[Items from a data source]
__________________________________________________
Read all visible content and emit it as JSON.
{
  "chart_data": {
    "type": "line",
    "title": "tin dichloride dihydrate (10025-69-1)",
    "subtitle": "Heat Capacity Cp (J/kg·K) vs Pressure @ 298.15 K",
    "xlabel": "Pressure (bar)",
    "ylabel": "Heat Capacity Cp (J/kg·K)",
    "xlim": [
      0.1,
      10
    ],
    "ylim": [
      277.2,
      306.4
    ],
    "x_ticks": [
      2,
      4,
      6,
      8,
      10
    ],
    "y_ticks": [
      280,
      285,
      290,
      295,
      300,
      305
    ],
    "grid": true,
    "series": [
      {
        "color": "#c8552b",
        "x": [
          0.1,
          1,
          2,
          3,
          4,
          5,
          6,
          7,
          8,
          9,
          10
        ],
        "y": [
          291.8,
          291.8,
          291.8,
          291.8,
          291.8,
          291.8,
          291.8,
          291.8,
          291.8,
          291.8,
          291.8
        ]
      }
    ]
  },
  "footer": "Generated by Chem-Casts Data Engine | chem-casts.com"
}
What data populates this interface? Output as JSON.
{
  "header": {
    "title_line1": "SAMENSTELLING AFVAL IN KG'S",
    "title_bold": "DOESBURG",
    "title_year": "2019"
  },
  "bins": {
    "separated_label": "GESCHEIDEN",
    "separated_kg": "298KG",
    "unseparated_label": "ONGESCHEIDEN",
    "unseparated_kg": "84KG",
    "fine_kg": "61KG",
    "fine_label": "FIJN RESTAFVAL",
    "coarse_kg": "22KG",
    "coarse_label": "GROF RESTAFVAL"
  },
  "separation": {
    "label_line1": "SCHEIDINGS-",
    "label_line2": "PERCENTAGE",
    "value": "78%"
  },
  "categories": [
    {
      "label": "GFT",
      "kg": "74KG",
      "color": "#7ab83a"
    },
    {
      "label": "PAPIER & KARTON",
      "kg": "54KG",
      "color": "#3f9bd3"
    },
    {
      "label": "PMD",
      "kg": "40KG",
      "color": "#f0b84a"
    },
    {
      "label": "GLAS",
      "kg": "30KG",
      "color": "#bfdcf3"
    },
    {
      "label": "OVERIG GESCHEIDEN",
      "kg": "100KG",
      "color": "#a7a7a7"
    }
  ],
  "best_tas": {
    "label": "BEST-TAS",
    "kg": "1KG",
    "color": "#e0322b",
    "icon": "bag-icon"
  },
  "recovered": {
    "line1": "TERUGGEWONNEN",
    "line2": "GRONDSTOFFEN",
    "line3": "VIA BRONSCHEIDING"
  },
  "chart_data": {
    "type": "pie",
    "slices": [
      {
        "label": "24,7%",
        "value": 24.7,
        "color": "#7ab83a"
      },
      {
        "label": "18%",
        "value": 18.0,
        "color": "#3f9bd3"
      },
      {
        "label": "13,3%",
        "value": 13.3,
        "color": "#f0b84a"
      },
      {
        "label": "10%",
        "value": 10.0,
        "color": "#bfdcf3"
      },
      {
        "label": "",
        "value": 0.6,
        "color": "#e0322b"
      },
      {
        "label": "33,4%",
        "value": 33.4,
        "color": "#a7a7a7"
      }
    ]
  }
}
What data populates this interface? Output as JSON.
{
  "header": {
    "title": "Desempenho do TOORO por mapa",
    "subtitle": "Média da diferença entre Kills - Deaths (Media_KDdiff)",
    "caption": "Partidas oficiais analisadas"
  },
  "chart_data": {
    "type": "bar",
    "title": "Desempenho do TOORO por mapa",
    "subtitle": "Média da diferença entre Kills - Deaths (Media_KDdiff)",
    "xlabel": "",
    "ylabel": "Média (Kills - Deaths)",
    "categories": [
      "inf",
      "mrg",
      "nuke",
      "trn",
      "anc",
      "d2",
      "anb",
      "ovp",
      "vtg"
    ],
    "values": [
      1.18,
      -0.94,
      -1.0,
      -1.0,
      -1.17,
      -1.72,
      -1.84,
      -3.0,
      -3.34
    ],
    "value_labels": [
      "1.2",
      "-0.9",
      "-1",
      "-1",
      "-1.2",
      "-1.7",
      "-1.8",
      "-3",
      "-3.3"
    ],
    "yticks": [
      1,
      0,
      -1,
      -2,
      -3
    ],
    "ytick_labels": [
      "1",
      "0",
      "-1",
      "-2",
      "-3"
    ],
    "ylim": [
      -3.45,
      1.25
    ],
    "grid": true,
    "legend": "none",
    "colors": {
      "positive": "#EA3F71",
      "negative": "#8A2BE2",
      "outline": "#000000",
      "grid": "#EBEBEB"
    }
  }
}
__________________________________________________
Your objective
Which lines above hold the word "Heat"? Copy each of them.

Result of the exercise
    "subtitle": "Heat Capacity Cp (J/kg·K) vs Pressure @ 298.15 K",
    "ylabel": "Heat Capacity Cp (J/kg·K)",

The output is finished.